> What needs to be done
Everything in the data should be repeated exactly, save for the images.

> Records to use
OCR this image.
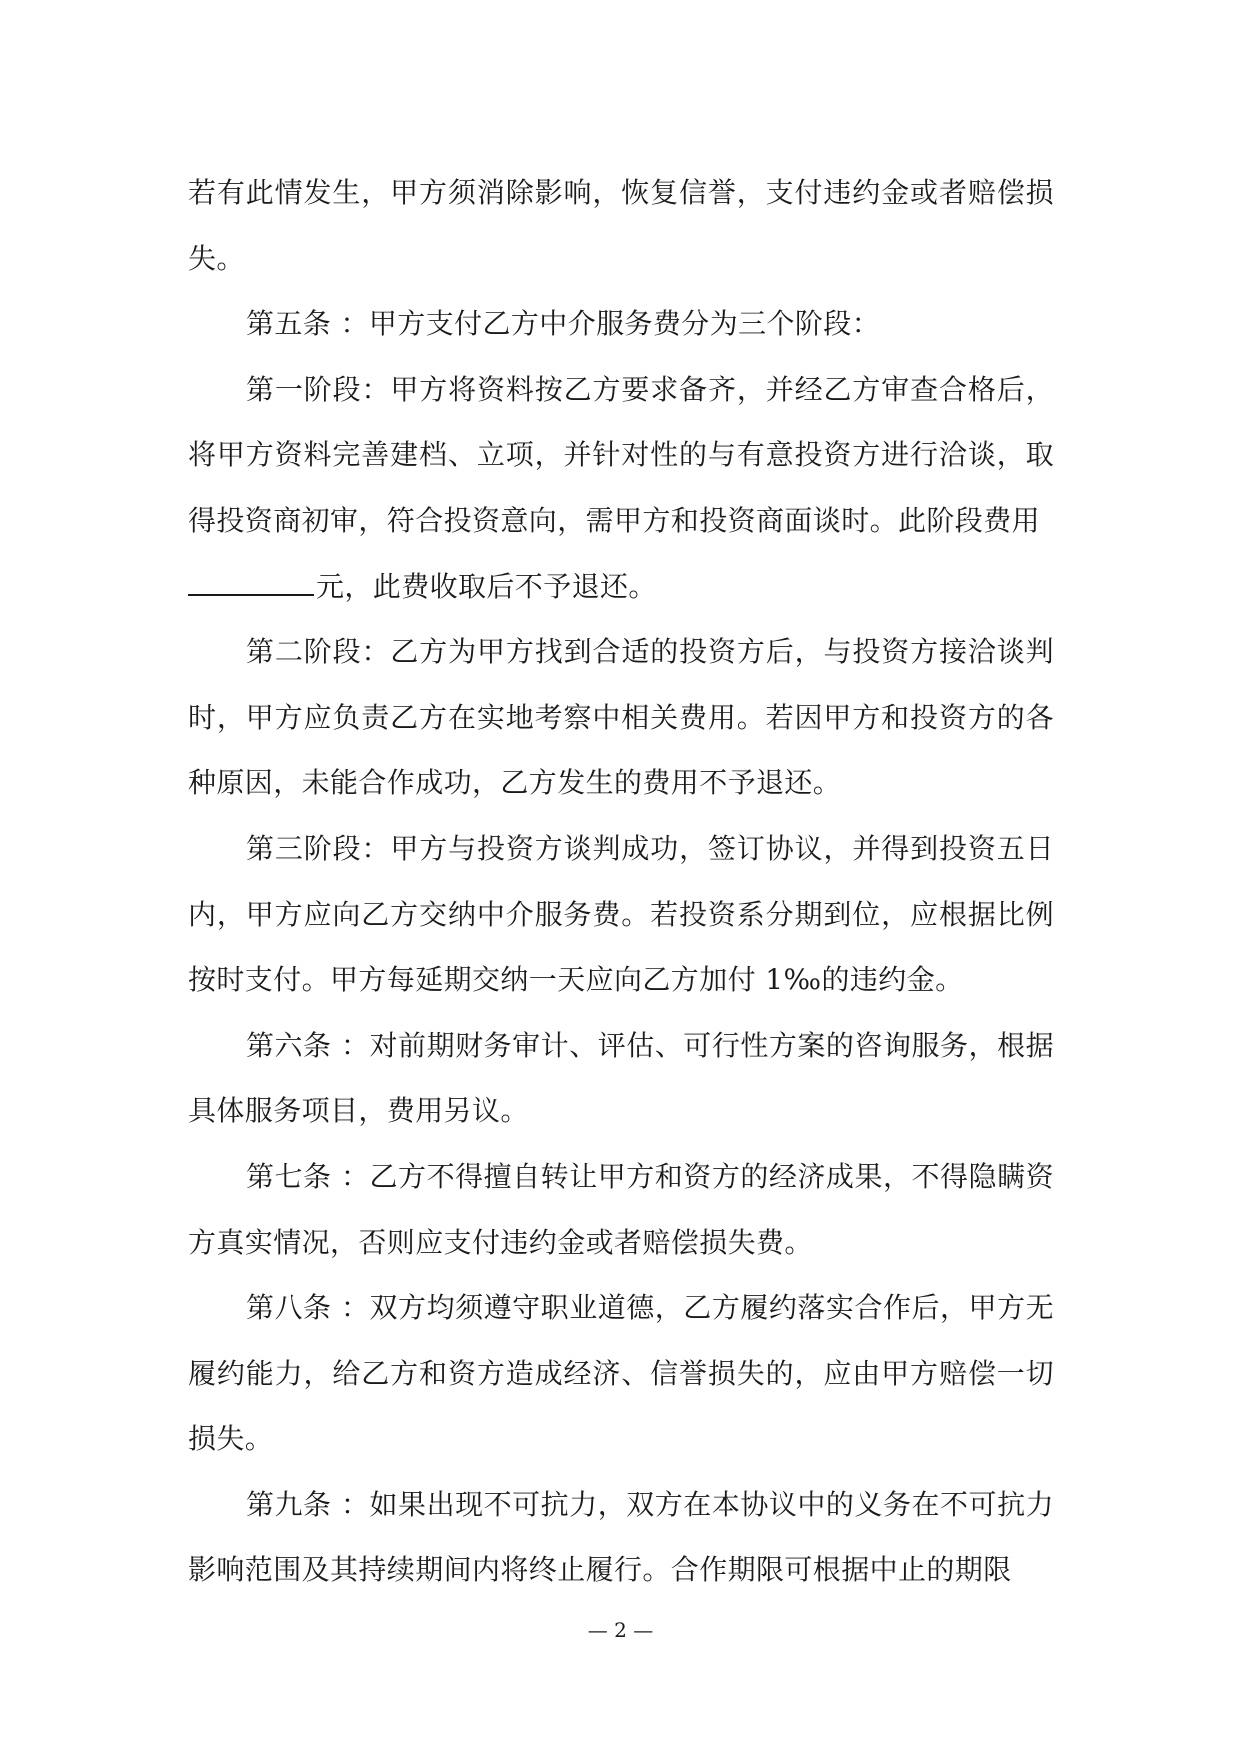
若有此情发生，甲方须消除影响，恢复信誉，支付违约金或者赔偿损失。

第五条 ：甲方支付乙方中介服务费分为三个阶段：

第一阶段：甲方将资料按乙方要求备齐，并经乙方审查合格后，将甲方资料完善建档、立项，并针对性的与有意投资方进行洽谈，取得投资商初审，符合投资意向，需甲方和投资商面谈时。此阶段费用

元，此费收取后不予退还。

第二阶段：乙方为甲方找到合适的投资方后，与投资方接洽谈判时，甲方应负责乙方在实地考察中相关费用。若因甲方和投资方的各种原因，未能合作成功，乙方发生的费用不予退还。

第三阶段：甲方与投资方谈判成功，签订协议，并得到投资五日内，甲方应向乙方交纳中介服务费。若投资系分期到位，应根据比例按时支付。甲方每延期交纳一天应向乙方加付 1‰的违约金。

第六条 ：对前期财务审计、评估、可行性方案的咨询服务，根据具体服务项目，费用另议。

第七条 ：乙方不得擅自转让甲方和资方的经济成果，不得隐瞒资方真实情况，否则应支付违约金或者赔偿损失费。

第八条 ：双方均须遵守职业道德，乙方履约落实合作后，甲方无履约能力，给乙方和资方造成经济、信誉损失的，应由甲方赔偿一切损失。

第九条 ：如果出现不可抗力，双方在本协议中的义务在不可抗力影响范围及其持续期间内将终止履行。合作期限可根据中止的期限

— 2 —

> Answer to this problem
OCR this image.
若有此情发生，甲方须消除影响，恢复信誉，支付违约金或者赔偿损失。

第五条 ：甲方支付乙方中介服务费分为三个阶段：

第一阶段：甲方将资料按乙方要求备齐，并经乙方审查合格后，将甲方资料完善建档、立项，并针对性的与有意投资方进行洽谈，取得投资商初审，符合投资意向，需甲方和投资商面谈时。此阶段费用

元，此费收取后不予退还。

第二阶段：乙方为甲方找到合适的投资方后，与投资方接洽谈判时，甲方应负责乙方在实地考察中相关费用。若因甲方和投资方的各种原因，未能合作成功，乙方发生的费用不予退还。

第三阶段：甲方与投资方谈判成功，签订协议，并得到投资五日内，甲方应向乙方交纳中介服务费。若投资系分期到位，应根据比例按时支付。甲方每延期交纳一天应向乙方加付 1‰的违约金。

第六条 ：对前期财务审计、评估、可行性方案的咨询服务，根据具体服务项目，费用另议。

第七条 ：乙方不得擅自转让甲方和资方的经济成果，不得隐瞒资方真实情况，否则应支付违约金或者赔偿损失费。

第八条 ：双方均须遵守职业道德，乙方履约落实合作后，甲方无履约能力，给乙方和资方造成经济、信誉损失的，应由甲方赔偿一切损失。

第九条 ：如果出现不可抗力，双方在本协议中的义务在不可抗力影响范围及其持续期间内将终止履行。合作期限可根据中止的期限

— 2 —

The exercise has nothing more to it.